Look through the entries below and count the lines with the word "does" in them; give only the number.

= = = =

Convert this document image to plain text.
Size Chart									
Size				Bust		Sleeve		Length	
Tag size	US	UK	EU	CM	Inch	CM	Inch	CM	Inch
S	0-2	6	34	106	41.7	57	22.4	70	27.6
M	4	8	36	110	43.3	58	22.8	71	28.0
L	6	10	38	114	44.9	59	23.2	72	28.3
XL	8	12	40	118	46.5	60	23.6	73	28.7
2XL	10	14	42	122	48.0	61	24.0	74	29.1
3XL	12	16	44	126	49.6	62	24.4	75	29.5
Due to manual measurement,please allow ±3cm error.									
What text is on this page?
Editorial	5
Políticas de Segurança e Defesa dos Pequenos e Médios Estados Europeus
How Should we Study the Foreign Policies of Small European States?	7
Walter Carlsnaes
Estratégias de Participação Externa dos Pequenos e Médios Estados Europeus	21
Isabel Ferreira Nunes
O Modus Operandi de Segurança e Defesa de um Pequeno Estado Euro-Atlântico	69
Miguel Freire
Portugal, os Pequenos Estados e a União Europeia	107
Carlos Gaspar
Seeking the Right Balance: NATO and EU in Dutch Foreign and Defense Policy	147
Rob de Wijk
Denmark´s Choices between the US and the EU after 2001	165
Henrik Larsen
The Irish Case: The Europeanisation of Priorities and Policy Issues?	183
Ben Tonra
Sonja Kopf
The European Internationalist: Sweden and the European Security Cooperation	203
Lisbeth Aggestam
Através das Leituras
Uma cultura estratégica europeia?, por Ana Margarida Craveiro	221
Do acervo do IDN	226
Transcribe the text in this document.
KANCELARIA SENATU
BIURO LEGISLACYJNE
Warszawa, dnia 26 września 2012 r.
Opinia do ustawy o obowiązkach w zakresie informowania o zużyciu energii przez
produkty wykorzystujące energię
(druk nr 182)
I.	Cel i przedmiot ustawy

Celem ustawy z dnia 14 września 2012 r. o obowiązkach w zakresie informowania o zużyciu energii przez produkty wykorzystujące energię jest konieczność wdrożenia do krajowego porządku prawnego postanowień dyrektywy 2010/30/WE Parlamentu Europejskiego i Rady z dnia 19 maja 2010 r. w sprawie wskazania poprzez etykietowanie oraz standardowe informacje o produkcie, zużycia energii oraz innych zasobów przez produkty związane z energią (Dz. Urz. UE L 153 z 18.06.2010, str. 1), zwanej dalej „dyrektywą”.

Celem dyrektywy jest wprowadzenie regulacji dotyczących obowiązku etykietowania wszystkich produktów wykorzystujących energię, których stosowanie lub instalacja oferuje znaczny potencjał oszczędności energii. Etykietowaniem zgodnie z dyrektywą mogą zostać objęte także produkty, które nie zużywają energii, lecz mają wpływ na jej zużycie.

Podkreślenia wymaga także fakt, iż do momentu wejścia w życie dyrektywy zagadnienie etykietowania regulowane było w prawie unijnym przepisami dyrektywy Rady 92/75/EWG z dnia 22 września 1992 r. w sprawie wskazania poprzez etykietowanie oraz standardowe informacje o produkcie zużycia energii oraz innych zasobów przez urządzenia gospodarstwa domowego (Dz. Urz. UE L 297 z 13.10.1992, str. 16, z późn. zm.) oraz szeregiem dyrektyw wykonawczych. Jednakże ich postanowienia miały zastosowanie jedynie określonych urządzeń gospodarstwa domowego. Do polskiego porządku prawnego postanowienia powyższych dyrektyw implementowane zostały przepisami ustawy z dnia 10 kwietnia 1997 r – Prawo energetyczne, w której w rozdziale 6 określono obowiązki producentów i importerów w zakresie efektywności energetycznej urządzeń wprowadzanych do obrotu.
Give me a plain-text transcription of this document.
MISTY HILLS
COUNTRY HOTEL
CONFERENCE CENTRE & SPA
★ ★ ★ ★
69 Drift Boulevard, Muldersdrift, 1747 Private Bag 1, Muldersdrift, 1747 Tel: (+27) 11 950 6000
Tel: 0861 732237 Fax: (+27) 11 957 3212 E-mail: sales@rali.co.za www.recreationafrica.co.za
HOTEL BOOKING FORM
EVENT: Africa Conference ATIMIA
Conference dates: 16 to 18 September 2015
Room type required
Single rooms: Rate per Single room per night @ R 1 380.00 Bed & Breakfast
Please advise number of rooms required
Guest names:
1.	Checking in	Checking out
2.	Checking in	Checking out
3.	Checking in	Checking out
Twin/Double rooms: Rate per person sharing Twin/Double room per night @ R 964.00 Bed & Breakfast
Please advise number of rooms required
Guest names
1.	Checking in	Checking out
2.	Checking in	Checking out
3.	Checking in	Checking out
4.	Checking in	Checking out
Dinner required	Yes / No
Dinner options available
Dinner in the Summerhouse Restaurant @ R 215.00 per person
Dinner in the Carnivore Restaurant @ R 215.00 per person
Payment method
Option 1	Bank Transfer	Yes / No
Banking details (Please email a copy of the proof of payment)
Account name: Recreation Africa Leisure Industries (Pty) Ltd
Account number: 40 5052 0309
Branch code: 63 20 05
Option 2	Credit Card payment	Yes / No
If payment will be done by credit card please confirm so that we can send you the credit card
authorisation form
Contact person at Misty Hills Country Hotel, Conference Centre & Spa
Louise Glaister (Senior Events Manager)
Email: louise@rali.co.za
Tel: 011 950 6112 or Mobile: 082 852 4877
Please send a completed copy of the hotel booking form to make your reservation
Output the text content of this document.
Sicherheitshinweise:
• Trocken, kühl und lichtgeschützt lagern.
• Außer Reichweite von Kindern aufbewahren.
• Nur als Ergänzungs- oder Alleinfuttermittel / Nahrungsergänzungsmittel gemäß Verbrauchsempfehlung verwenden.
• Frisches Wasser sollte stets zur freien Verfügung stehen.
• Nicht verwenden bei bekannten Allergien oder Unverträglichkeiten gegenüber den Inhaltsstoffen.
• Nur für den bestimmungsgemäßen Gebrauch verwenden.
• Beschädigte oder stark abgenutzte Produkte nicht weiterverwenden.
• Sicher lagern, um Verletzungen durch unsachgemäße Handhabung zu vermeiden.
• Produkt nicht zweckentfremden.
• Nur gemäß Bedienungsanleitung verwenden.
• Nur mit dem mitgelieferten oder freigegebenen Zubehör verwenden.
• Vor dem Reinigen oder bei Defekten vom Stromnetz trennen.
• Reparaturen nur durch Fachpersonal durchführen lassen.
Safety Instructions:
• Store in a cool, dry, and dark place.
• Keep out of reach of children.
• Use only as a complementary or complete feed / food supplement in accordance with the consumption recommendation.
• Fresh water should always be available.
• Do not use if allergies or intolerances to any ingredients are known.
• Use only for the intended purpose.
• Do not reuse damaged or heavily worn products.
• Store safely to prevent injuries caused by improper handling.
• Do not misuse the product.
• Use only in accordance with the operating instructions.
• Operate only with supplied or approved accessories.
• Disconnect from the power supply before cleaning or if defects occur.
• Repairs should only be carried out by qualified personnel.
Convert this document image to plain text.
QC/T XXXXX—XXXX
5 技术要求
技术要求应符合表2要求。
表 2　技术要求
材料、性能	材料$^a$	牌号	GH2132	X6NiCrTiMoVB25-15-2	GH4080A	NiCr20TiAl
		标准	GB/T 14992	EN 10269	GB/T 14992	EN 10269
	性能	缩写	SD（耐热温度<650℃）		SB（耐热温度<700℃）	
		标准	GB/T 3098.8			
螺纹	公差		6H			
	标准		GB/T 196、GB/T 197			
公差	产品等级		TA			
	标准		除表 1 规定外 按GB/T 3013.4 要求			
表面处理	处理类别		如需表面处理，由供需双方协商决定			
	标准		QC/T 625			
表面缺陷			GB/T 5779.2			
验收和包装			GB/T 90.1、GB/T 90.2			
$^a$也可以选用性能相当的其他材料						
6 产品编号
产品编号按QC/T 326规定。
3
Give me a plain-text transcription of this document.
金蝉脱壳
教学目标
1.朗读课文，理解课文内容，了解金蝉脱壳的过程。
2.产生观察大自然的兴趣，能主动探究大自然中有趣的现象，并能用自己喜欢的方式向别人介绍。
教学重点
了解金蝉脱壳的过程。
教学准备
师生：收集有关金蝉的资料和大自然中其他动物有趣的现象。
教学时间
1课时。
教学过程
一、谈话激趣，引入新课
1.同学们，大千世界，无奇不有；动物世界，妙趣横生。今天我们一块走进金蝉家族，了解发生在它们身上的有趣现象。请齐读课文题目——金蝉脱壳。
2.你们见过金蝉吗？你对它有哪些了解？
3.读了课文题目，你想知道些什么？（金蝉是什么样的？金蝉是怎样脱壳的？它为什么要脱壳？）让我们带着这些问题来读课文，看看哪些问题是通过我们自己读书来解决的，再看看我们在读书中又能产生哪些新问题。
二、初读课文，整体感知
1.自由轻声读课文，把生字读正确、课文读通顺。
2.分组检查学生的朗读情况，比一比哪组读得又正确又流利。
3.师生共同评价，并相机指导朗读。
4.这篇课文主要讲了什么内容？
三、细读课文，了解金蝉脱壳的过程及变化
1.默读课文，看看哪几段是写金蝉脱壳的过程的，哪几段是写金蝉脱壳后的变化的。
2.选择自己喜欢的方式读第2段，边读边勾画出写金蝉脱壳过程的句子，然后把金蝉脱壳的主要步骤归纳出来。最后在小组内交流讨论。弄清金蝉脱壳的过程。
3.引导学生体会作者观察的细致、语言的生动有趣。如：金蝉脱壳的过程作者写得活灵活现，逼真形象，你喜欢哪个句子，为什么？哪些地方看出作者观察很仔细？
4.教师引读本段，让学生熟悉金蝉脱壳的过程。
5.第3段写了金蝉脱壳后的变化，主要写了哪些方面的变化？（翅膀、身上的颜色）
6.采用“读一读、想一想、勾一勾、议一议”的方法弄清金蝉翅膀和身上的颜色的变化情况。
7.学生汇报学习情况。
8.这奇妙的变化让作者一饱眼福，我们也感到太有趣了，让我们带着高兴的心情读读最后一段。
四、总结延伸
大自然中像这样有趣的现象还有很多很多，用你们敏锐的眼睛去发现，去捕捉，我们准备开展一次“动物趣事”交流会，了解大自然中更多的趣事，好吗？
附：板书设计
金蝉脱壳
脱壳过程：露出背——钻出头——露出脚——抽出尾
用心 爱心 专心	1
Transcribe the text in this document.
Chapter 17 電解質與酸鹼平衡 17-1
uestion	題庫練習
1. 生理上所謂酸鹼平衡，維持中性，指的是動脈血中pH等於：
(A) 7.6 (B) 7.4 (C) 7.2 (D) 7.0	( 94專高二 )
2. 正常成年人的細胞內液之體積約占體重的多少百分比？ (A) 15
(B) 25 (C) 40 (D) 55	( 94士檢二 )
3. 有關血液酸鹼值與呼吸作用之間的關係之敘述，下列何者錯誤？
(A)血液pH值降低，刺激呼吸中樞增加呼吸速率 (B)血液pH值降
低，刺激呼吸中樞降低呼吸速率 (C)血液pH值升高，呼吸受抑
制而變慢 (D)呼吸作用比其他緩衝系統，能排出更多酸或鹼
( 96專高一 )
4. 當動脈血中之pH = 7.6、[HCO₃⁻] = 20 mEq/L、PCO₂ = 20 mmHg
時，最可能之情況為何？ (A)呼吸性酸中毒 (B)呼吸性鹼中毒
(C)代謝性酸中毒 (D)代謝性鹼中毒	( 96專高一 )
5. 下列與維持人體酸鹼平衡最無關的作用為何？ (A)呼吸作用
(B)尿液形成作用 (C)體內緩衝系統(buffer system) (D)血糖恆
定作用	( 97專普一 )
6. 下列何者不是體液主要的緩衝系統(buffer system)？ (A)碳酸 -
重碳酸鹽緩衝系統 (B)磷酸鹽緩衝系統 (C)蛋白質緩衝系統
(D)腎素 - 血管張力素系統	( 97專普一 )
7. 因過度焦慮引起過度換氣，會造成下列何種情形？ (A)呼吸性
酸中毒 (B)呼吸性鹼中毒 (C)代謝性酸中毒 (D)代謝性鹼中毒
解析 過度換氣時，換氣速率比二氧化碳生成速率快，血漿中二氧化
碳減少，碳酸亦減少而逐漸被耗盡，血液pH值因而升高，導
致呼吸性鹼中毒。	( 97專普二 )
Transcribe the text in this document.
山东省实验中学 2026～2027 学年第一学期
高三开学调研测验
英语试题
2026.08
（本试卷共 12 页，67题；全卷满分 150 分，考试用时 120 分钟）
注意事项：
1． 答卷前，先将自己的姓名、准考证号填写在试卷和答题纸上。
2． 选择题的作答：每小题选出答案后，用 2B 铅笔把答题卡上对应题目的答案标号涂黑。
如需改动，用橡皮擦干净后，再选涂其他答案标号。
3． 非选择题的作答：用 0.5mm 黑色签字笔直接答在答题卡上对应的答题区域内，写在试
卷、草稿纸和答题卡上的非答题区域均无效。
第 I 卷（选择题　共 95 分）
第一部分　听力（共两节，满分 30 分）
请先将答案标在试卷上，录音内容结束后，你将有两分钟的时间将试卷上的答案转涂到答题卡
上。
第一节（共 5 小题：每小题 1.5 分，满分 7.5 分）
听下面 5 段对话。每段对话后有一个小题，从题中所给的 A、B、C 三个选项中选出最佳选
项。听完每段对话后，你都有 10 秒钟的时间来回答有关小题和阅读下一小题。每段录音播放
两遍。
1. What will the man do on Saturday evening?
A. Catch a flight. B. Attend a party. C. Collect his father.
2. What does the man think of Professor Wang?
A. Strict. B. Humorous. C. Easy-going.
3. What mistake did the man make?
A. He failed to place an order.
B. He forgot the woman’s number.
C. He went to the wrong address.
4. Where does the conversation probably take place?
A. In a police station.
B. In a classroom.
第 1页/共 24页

= = = =

--- Exercise output ---
2